**Esercizio breve**
Trascrivi parola per parola i record, dalla prima riga fino a quella che contiene "axes-frame — [48, 32, 212, 450]", inclusa.

Dati raccolti:
____
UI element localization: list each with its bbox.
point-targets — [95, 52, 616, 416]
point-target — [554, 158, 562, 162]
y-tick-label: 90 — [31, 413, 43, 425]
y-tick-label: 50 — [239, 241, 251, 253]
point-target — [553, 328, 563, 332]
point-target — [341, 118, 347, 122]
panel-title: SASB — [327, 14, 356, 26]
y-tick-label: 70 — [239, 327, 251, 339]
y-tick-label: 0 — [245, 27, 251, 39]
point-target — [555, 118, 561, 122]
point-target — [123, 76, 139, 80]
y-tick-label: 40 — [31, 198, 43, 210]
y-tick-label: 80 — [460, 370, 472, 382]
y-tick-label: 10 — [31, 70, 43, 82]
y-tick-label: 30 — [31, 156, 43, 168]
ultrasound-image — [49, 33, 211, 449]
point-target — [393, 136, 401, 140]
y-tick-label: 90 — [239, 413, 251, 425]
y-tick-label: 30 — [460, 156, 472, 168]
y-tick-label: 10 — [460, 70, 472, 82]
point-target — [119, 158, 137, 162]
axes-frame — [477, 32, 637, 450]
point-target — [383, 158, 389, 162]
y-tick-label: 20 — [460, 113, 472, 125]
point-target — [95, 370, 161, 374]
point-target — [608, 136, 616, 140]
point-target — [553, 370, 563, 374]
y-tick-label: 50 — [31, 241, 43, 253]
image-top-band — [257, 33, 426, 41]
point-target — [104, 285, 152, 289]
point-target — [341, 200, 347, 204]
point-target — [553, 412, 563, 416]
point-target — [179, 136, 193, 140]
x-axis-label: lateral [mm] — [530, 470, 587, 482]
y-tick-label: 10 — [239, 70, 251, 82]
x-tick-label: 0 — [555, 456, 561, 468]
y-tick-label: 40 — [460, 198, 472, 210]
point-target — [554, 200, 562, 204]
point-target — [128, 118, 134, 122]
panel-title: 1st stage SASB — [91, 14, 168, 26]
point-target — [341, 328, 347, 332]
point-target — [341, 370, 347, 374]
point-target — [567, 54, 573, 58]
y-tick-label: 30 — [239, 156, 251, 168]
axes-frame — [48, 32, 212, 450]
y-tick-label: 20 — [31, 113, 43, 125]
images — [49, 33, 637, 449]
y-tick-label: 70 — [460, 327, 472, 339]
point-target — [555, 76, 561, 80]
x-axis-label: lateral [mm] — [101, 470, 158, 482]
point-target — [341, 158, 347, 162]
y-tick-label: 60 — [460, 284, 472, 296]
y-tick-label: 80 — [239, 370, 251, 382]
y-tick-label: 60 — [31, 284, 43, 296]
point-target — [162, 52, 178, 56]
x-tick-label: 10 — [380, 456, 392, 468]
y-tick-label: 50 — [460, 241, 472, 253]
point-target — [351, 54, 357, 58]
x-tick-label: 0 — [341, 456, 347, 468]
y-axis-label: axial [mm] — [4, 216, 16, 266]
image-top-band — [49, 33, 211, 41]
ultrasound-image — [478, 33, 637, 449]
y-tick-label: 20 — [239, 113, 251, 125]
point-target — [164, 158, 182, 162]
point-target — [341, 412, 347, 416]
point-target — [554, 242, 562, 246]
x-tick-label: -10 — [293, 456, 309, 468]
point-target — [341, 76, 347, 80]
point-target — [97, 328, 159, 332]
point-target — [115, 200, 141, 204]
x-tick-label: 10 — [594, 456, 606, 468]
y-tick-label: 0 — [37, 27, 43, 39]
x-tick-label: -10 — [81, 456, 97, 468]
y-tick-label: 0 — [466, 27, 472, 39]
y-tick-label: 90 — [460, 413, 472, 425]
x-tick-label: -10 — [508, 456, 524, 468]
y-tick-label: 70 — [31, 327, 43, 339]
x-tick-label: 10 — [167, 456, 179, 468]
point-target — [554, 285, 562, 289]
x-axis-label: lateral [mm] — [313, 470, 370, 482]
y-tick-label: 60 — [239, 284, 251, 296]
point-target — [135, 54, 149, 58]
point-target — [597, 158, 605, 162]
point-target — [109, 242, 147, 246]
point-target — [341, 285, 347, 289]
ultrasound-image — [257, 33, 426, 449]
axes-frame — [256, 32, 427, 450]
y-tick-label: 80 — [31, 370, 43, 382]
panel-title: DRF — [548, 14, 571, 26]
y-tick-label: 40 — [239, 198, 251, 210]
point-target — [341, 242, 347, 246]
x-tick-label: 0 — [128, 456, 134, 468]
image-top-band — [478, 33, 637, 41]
____
**Risposta completa**
UI element localization: list each with its bbox.
point-targets — [95, 52, 616, 416]
point-target — [554, 158, 562, 162]
y-tick-label: 90 — [31, 413, 43, 425]
y-tick-label: 50 — [239, 241, 251, 253]
point-target — [553, 328, 563, 332]
point-target — [341, 118, 347, 122]
panel-title: SASB — [327, 14, 356, 26]
y-tick-label: 70 — [239, 327, 251, 339]
y-tick-label: 0 — [245, 27, 251, 39]
point-target — [555, 118, 561, 122]
point-target — [123, 76, 139, 80]
y-tick-label: 40 — [31, 198, 43, 210]
y-tick-label: 80 — [460, 370, 472, 382]
y-tick-label: 10 — [31, 70, 43, 82]
y-tick-label: 30 — [31, 156, 43, 168]
ultrasound-image — [49, 33, 211, 449]
point-target — [393, 136, 401, 140]
y-tick-label: 90 — [239, 413, 251, 425]
y-tick-label: 30 — [460, 156, 472, 168]
y-tick-label: 10 — [460, 70, 472, 82]
point-target — [119, 158, 137, 162]
axes-frame — [477, 32, 637, 450]
point-target — [383, 158, 389, 162]
y-tick-label: 20 — [460, 113, 472, 125]
point-target — [95, 370, 161, 374]
point-target — [608, 136, 616, 140]
point-target — [553, 370, 563, 374]
y-tick-label: 50 — [31, 241, 43, 253]
image-top-band — [257, 33, 426, 41]
point-target — [104, 285, 152, 289]
point-target — [341, 200, 347, 204]
point-target — [553, 412, 563, 416]
point-target — [179, 136, 193, 140]
x-axis-label: lateral [mm] — [530, 470, 587, 482]
y-tick-label: 10 — [239, 70, 251, 82]
x-tick-label: 0 — [555, 456, 561, 468]
y-tick-label: 40 — [460, 198, 472, 210]
point-target — [554, 200, 562, 204]
point-target — [128, 118, 134, 122]
panel-title: 1st stage SASB — [91, 14, 168, 26]
point-target — [341, 328, 347, 332]
point-target — [341, 370, 347, 374]
point-target — [567, 54, 573, 58]
y-tick-label: 30 — [239, 156, 251, 168]
axes-frame — [48, 32, 212, 450]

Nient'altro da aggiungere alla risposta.